**Actions to take:**
1. List the terms that the bulleted definitions in section 7.1 of the notes on trees define.
2. Transcribe the passage of the notes on trees between "- A subtree" and "make some choices.", inclusive.

**Supplied text:**
## Start
Trees
7.0 Non-linear Data Structures
Recall from last week that we talked about stacks, queues, and linked lists. These are all data structures designed to handle linear data. From here onward, we will be interested also in non-linear data structures. Uses for non-linear data structures include improving the performance of linear data (such as with Priority Queues where we may want to add tasks anywhere in the queue) or representing data that is naturally organized in a non-linear fashion (such as a family tree).
7.1 Trees
Our primary non-linear data structure is the Tree. To understand the structure of a tree, begin by thinking about the linked list structure we considered last week. Imagine if you allowed a node to have multiple "next" variables. That is the essence of a tree. We begin with a "root" node. The root node may or may not contain data (depending on the type of tree), and it has some number of "children" that are also nodes. Each of those children may have data, and may have some number of children of its own. At the bottom of any tree are "leaf" nodes, which are nodes that do not have any children. Leaf nodes always have data. Nodes that do have children are sometimes called "internal" nodes.
- A binary tree is a tree where each node has at most two children, generally called its "left" and "right" child.
- The depth of a node is the number of steps from child to parent that are required to go from it to the root node. (So the root has a depth of 0.)
- The height of a tree is the length of the longest path from the root to a leaf. Equivalently, the height of a tree is the maximum depth of any node in the tree.
- A tree is said to be complete if every internal node has the same number of children (including the root). This term is most often used in the context of a complete binary tree.
- A subtree is some node, its children, their children, and so on. This first node is said to "root" the subtree, in the same way that the "root" node roots the entire tree.
Note that child order matters.
root root
/ \ is different from / \
a b b a
7.2 Tree Traversal
Sometimes we will want to take a tree and linearize it. This is called a "tree traversal". When we traverse a tree, we want to do something (such as print data) for each node in the tree in some reasonable order. We might also conduct a tree traversal for searching purposes. Since a tree is not naturally linear, we have to make some choices.
A
/ \
B C
/ \
D E
Consider the simple tree above. Unless we are traversing in some truly strange way, we will certainly want to print D before E. But what about B? Our three basic options are to print the parent before its children ("pre-order traversal"), print the parent after its children ("post-order traversal"), or print the parent between its children ("in-order traversal").
- Pre-order traversal: B D E
- In-order traversal: D B E
- Post-order traversal: D E B
Task:
- Complete the Pre-, In-, and Post-order traversals of the graph above.
7.3 Trees in Python
We can implement a tree in python in much the same way we implemented a linked list in python. We begin by defining a Node class. One possible implementation is shown here:
class Node():
def __init__(self,data,left,right):
self.data = data
self.left = left #Left child
self.right = right #Right child
This Node class would be useful for implementing a binary tree, since it defines a left and a right child. We can create a new tree fairly easily, and we can begin the method that adds a new node to a tree like so:
class BinaryTree():
def __init__(self):
self.isEmpty = True
def append(self, data):
if self.isEmpty:
self.root = Node(data,None,None)
## End
**Records shown:**
## Start
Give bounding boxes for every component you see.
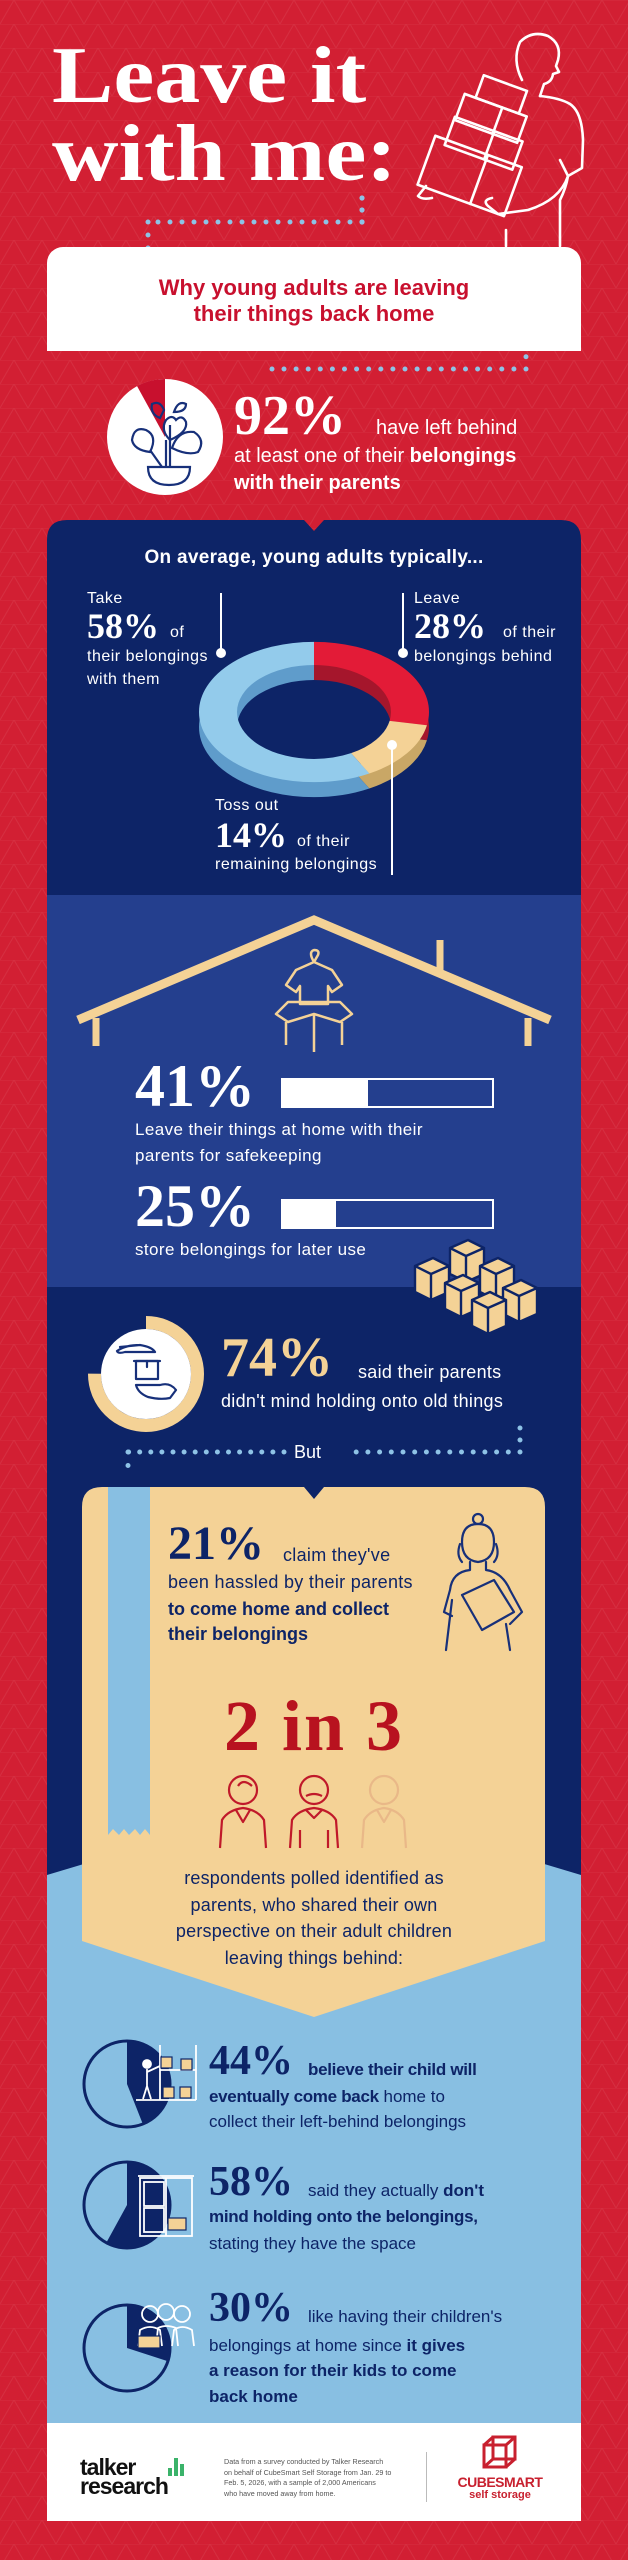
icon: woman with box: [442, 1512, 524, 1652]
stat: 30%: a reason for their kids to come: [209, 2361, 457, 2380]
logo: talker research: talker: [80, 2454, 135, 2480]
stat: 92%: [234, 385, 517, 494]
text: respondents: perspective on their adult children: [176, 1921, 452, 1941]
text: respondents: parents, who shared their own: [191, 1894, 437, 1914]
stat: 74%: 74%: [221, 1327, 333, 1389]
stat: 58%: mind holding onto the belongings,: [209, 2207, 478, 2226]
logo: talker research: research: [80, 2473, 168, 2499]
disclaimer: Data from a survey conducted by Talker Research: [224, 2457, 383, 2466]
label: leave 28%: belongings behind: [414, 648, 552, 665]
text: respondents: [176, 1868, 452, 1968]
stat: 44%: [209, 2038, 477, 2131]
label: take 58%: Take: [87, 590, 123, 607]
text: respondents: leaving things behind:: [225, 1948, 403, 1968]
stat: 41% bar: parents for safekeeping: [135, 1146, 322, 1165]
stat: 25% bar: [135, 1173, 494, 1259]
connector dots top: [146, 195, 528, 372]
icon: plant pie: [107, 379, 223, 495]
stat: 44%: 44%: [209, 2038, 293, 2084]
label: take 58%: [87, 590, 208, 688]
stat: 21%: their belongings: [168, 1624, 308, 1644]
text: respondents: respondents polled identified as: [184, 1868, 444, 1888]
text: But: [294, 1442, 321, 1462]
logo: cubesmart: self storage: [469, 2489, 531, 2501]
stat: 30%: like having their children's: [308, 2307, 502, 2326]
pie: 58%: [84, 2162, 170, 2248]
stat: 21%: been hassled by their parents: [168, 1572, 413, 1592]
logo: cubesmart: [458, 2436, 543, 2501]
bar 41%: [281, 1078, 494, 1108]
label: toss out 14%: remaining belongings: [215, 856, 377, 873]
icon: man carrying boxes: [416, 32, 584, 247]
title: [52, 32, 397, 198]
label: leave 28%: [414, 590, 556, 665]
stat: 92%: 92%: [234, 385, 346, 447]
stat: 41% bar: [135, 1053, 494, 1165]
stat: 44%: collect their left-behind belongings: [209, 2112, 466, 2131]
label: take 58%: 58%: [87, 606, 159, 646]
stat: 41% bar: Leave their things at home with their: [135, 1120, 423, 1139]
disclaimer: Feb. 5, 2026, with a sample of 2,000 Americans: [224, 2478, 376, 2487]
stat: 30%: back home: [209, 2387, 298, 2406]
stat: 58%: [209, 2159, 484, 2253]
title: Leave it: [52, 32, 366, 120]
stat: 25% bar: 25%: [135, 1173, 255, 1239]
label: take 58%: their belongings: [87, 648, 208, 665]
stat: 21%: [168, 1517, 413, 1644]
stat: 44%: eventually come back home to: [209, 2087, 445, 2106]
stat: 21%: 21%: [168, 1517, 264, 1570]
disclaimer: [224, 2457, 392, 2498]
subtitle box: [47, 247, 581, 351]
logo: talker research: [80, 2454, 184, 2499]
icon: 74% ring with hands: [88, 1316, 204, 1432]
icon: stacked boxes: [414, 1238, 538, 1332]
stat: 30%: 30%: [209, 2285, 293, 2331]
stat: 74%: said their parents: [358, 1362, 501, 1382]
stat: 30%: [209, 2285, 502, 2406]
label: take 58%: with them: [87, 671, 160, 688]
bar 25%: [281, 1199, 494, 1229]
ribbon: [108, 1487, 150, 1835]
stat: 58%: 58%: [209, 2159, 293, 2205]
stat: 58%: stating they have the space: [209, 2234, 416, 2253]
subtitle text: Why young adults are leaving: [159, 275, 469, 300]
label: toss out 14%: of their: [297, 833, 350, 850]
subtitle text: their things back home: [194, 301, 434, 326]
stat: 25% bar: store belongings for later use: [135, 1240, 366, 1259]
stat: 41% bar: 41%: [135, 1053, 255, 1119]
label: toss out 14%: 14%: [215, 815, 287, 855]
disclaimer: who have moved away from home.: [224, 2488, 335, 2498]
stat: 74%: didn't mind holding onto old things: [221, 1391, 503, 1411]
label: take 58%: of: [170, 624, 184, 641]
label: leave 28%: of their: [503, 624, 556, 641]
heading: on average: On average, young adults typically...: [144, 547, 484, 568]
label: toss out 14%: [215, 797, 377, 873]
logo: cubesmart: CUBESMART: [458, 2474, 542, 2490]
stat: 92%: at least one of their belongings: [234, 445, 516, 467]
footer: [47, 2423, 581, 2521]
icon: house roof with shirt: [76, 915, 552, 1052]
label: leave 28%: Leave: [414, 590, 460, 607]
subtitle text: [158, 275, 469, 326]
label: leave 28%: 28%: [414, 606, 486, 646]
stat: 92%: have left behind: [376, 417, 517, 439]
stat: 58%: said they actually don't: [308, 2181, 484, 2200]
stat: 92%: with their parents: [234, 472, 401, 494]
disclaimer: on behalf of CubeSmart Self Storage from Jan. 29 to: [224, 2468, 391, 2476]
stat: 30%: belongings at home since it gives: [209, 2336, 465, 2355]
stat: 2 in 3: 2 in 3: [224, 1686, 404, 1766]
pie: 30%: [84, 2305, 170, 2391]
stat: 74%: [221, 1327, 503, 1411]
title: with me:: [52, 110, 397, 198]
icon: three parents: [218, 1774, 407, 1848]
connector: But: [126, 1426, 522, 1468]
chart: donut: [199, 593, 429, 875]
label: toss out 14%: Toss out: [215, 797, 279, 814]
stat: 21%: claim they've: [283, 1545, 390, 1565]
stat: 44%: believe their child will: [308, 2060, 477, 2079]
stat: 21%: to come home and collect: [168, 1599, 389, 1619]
## End
## Start
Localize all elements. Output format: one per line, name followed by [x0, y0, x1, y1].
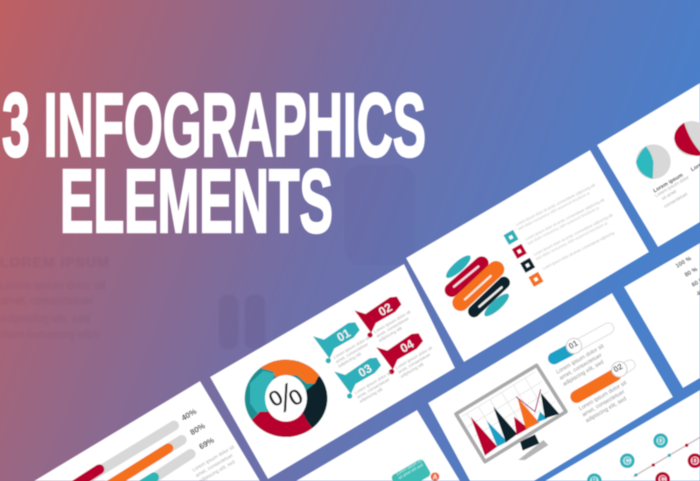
## End
## Start
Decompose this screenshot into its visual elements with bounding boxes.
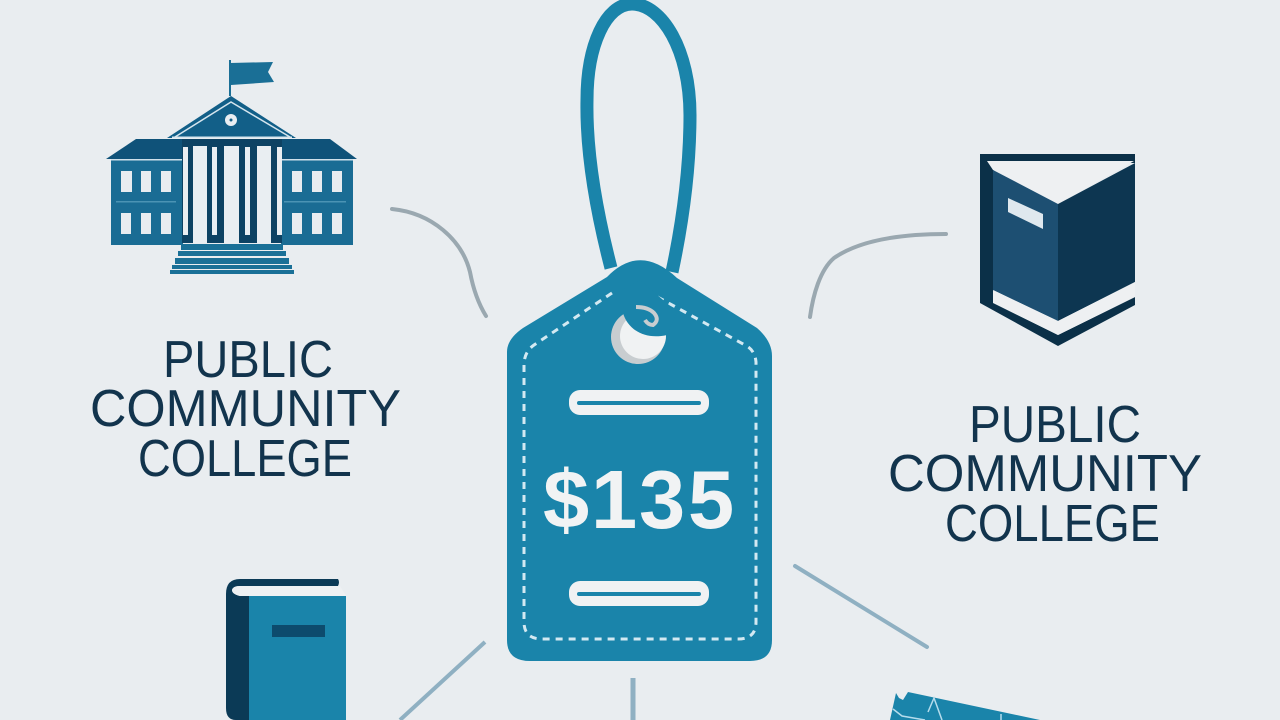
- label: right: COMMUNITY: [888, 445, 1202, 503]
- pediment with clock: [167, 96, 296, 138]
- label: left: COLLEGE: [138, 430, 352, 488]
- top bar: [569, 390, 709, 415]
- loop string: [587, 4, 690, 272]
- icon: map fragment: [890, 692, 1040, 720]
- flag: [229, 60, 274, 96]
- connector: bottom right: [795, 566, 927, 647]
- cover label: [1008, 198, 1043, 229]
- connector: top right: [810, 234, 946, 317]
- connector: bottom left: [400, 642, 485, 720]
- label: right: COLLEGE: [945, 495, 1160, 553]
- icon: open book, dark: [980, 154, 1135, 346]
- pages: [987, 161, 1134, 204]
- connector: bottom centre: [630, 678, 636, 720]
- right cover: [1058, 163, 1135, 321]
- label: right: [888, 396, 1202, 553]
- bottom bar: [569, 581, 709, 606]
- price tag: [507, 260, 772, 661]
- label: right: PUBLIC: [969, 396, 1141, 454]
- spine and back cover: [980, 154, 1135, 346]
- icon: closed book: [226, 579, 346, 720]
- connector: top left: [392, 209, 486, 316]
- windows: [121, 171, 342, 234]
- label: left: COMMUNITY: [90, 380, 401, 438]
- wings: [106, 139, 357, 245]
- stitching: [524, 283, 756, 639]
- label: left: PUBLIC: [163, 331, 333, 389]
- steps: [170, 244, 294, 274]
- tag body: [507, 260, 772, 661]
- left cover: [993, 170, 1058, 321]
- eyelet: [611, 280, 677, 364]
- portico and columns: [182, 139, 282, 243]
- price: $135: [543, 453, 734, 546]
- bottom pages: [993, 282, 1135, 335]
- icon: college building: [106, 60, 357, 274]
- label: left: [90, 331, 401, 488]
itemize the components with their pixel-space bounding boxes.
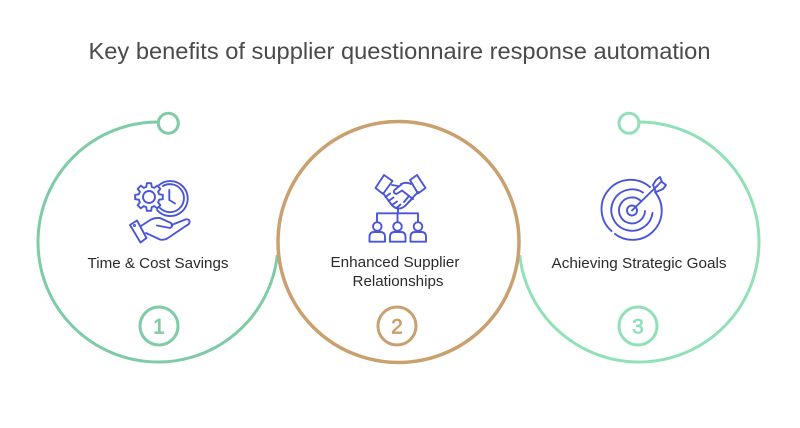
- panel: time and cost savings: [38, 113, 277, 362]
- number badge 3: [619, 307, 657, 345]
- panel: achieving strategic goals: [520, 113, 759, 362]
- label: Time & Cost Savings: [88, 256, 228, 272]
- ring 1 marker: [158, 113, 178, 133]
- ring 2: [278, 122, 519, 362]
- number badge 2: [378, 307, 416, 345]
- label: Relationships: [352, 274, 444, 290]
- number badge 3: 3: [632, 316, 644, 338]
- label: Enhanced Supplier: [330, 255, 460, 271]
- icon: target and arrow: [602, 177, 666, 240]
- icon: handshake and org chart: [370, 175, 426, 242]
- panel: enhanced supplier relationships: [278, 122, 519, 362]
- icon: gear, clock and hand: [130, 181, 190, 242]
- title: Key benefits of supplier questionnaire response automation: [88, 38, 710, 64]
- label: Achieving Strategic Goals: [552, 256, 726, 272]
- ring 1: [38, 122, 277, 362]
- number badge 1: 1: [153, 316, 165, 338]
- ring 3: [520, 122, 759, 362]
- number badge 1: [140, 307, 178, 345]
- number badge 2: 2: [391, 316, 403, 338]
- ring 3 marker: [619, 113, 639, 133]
## End
**Responses per task:**
1.
- binary tree
- depth (of a node)
- height (of a tree)
- complete (tree)
- subtree

2.
- A subtree is some node, its children, their children, and so on. This first node is said to "root" the subtree, in the same way that the "root" node roots the entire tree.
Note that child order matters.
root root
/ \ is different from / \
a b b a
7.2 Tree Traversal
Sometimes we will want to take a tree and linearize it. This is called a "tree traversal". When we traverse a tree, we want to do something (such as print data) for each node in the tree in some reasonable order. We might also conduct a tree traversal for searching purposes. Since a tree is not naturally linear, we have to make some choices.